* PROBLEM DETAILS
Write out all of the records precisely. Skip anything that is a picture.

** START MATERIAL TO PROCESS **

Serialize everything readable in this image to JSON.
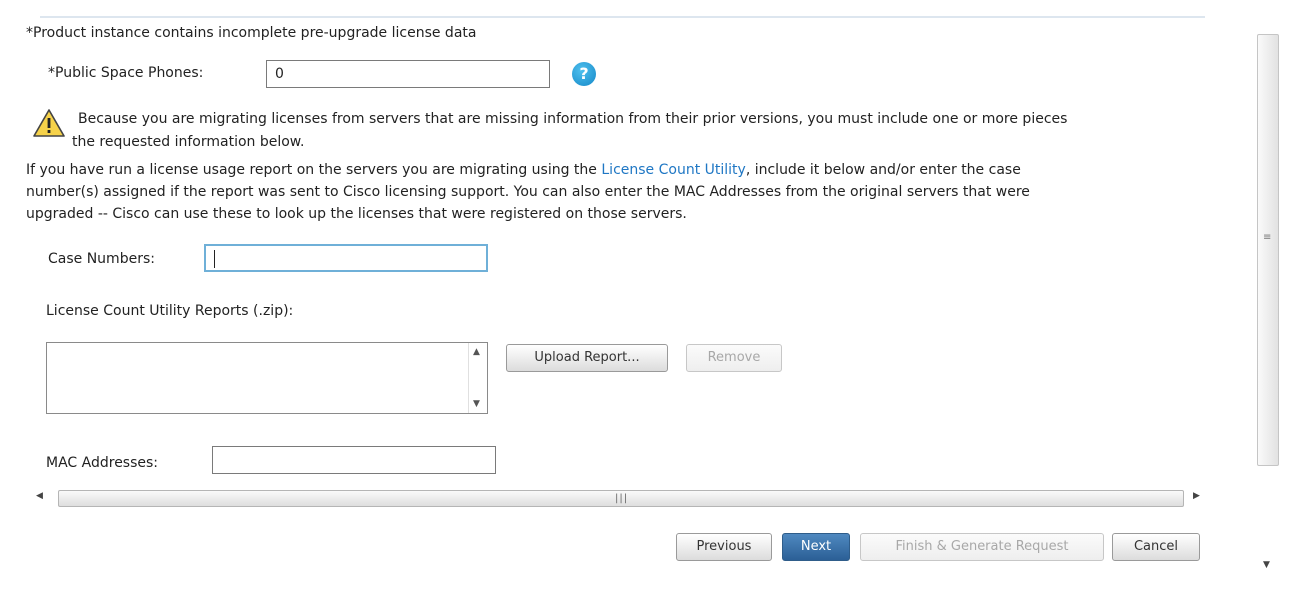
{
  "header": {
    "incomplete_notice": "*Product instance contains incomplete pre-upgrade license data"
  },
  "public_space_phones": {
    "label": "*Public Space Phones:",
    "value": "0",
    "help_glyph": "?"
  },
  "warning": {
    "icon": "warning-triangle-icon",
    "line1": "Because you are migrating licenses from servers that are missing information from their prior versions, you must include one or more pieces",
    "line2": "the requested information below."
  },
  "info": {
    "line1_prefix": "If you have run a license usage report on the servers you are migrating using the ",
    "link": "License Count Utility",
    "line1_suffix": ", include it below and/or enter the case",
    "line2": "number(s) assigned if the report was sent to Cisco licensing support. You can also enter the MAC Addresses from the original servers that were",
    "line3": "upgraded -- Cisco can use these to look up the licenses that were registered on those servers."
  },
  "case_numbers": {
    "label": "Case Numbers:",
    "value": ""
  },
  "reports": {
    "label": "License Count Utility Reports (.zip):",
    "items": [],
    "upload_label": "Upload Report...",
    "remove_label": "Remove"
  },
  "mac_addresses": {
    "label": "MAC Addresses:",
    "value": ""
  },
  "footer": {
    "previous_label": "Previous",
    "next_label": "Next",
    "finish_label": "Finish & Generate Request",
    "cancel_label": "Cancel"
  },
  "colors": {
    "link": "#1f77c4",
    "primary_button": "#2b5f96",
    "focus_border": "#6fb0d8",
    "help_icon": "#1488c8"
  }
}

** END MATERIAL TO PROCESS **

* THE COMPLETED TASK
Serialize everything readable in this image to JSON.
{
  "header": {
    "incomplete_notice": "*Product instance contains incomplete pre-upgrade license data"
  },
  "public_space_phones": {
    "label": "*Public Space Phones:",
    "value": "0",
    "help_glyph": "?"
  },
  "warning": {
    "icon": "warning-triangle-icon",
    "line1": "Because you are migrating licenses from servers that are missing information from their prior versions, you must include one or more pieces",
    "line2": "the requested information below."
  },
  "info": {
    "line1_prefix": "If you have run a license usage report on the servers you are migrating using the ",
    "link": "License Count Utility",
    "line1_suffix": ", include it below and/or enter the case",
    "line2": "number(s) assigned if the report was sent to Cisco licensing support. You can also enter the MAC Addresses from the original servers that were",
    "line3": "upgraded -- Cisco can use these to look up the licenses that were registered on those servers."
  },
  "case_numbers": {
    "label": "Case Numbers:",
    "value": ""
  },
  "reports": {
    "label": "License Count Utility Reports (.zip):",
    "items": [],
    "upload_label": "Upload Report...",
    "remove_label": "Remove"
  },
  "mac_addresses": {
    "label": "MAC Addresses:",
    "value": ""
  },
  "footer": {
    "previous_label": "Previous",
    "next_label": "Next",
    "finish_label": "Finish & Generate Request",
    "cancel_label": "Cancel"
  },
  "colors": {
    "link": "#1f77c4",
    "primary_button": "#2b5f96",
    "focus_border": "#6fb0d8",
    "help_icon": "#1488c8"
  }
}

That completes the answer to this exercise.